## AIM
Pull out every line containing the string "JSON".

## SUPPLIED DATA
________________________

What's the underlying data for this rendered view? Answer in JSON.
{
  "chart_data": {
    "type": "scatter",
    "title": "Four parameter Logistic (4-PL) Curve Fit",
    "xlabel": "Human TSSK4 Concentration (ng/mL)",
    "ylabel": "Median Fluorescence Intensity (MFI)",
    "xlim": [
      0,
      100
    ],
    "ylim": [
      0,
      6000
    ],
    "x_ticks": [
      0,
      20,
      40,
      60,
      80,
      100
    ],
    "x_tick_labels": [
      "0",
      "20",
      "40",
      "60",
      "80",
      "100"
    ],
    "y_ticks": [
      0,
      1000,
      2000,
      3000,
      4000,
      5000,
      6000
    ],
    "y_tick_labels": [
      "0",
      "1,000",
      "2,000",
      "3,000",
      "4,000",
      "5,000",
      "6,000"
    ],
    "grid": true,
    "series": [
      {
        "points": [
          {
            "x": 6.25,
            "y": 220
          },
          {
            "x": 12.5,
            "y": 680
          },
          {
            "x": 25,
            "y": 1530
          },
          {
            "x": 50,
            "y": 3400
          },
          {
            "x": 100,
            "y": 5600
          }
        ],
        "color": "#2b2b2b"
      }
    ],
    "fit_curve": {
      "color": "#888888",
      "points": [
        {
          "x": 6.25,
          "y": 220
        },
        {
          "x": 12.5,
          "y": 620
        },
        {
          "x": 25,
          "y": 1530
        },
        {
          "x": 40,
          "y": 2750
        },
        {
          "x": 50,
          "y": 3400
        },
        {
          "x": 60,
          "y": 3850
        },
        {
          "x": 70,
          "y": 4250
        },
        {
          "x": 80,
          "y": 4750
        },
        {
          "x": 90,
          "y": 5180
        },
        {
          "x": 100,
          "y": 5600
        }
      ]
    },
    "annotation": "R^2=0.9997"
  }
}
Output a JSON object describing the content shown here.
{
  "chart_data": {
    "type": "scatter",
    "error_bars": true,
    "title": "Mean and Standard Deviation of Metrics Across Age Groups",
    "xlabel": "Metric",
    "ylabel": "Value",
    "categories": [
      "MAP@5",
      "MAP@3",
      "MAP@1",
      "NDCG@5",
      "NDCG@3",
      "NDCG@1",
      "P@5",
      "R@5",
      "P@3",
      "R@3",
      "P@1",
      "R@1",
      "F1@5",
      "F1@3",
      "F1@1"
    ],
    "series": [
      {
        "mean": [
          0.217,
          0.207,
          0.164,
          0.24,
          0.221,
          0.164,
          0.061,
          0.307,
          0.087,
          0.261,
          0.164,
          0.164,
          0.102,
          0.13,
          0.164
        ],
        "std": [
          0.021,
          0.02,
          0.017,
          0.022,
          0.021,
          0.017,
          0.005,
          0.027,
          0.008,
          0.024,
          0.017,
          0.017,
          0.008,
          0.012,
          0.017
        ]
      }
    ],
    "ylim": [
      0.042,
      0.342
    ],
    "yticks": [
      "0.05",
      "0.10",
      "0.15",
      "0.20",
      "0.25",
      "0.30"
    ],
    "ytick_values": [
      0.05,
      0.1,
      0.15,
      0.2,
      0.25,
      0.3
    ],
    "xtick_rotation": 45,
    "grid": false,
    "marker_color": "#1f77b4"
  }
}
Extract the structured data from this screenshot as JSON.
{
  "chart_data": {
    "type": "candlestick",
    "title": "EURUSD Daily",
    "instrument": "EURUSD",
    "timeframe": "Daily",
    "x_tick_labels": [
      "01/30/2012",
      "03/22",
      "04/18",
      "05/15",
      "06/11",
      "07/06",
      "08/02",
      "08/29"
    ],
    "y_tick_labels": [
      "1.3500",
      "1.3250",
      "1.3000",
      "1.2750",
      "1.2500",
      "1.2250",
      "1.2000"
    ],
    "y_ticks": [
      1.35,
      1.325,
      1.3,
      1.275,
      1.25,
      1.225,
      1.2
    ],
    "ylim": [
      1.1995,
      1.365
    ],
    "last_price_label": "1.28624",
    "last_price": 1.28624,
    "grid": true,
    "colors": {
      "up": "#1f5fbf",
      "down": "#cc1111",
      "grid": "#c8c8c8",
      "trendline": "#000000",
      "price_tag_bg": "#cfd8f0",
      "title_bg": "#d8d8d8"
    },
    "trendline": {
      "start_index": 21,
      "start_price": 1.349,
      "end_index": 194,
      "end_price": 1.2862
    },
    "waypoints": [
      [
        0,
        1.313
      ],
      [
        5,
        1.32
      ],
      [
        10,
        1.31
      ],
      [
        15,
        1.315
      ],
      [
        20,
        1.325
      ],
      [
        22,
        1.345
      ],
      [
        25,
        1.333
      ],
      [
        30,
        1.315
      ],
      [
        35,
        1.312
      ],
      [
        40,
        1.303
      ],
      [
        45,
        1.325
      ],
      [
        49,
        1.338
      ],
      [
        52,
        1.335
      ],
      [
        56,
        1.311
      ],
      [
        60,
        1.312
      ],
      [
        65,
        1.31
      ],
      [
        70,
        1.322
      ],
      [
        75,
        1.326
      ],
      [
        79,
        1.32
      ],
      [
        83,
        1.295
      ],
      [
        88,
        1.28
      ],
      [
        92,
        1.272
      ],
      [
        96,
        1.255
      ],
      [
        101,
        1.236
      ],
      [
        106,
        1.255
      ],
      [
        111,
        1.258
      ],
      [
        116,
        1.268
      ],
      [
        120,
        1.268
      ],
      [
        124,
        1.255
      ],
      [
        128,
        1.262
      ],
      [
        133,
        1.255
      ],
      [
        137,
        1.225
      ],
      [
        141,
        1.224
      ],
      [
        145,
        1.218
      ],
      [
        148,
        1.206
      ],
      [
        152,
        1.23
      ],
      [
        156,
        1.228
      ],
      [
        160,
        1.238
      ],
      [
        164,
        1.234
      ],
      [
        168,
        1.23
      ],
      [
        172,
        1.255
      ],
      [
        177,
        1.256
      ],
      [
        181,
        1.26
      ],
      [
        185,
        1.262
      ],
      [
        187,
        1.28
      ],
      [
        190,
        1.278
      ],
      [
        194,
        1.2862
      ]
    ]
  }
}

________________________

## RESULT OF THE TASK
What's the underlying data for this rendered view? Answer in JSON.
Output a JSON object describing the content shown here.
Extract the structured data from this screenshot as JSON.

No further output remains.